Source records:
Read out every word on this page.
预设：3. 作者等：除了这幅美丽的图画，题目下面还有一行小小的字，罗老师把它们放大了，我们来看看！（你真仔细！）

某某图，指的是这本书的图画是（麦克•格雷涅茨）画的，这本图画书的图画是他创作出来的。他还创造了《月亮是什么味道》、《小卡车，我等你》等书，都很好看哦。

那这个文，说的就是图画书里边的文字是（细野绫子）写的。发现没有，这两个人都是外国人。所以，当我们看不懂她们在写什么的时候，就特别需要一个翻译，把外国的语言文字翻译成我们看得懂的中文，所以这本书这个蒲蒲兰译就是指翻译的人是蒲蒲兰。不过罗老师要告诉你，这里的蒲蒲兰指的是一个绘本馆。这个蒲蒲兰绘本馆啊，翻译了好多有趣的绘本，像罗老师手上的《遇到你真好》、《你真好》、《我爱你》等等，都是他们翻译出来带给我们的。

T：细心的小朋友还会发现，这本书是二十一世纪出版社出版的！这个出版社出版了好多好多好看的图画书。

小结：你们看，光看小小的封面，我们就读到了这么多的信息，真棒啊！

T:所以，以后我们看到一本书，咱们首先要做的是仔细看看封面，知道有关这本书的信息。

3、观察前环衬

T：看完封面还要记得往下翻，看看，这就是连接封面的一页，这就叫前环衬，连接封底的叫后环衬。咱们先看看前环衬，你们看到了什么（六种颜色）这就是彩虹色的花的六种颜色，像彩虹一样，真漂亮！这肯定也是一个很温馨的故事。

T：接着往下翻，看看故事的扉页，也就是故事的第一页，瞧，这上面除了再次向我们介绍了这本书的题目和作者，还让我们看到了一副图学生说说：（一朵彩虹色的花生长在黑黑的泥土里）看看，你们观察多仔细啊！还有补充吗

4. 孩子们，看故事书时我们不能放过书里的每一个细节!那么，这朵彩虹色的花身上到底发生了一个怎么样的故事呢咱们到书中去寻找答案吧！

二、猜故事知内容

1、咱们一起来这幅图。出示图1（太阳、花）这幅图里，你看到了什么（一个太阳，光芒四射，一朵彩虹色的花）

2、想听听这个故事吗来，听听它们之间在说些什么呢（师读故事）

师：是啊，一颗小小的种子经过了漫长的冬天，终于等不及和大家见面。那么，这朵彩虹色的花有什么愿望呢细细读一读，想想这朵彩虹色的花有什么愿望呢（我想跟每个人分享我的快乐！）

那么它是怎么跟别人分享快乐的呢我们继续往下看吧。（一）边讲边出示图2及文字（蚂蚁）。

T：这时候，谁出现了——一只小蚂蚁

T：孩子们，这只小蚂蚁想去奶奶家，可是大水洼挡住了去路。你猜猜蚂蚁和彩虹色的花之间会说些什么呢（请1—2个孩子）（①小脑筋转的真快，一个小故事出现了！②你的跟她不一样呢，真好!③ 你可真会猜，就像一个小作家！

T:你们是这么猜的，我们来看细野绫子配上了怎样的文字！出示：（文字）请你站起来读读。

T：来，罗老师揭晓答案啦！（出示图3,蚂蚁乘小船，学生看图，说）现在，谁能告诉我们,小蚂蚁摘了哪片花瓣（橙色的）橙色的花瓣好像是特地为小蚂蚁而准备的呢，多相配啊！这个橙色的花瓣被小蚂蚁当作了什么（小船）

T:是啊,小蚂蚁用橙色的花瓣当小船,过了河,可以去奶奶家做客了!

* * *

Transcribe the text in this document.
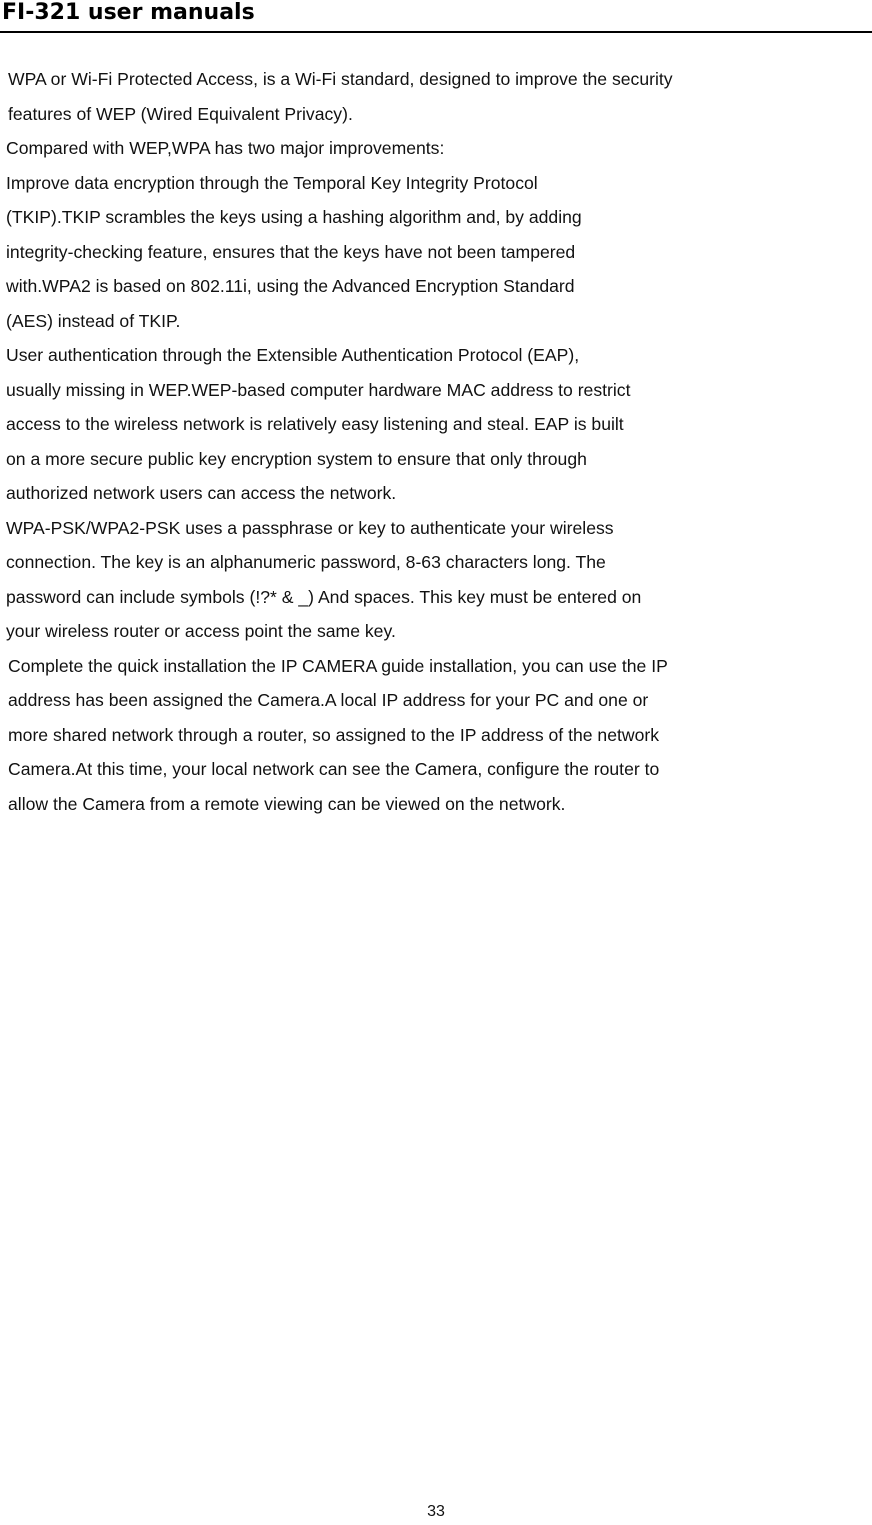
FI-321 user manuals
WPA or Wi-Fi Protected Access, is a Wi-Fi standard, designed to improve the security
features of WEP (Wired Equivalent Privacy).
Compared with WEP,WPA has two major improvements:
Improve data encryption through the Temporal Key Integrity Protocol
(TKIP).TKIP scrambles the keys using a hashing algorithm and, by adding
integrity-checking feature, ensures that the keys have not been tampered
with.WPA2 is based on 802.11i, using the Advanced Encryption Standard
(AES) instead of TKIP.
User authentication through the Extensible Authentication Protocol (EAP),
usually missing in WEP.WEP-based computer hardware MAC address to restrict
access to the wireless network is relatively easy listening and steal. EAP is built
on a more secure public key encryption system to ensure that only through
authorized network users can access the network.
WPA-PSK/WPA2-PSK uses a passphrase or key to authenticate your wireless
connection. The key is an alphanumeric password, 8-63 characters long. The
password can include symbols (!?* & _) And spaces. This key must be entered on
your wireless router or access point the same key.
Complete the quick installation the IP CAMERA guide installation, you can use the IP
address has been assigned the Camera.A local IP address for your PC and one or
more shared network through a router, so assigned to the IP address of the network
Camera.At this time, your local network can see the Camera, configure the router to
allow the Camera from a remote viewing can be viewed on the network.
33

Written instruction: Of the lines above, copy each that contains "with".

Task output:
Compared with WEP,WPA has two major improvements:
with.WPA2 is based on 802.11i, using the Advanced Encryption Standard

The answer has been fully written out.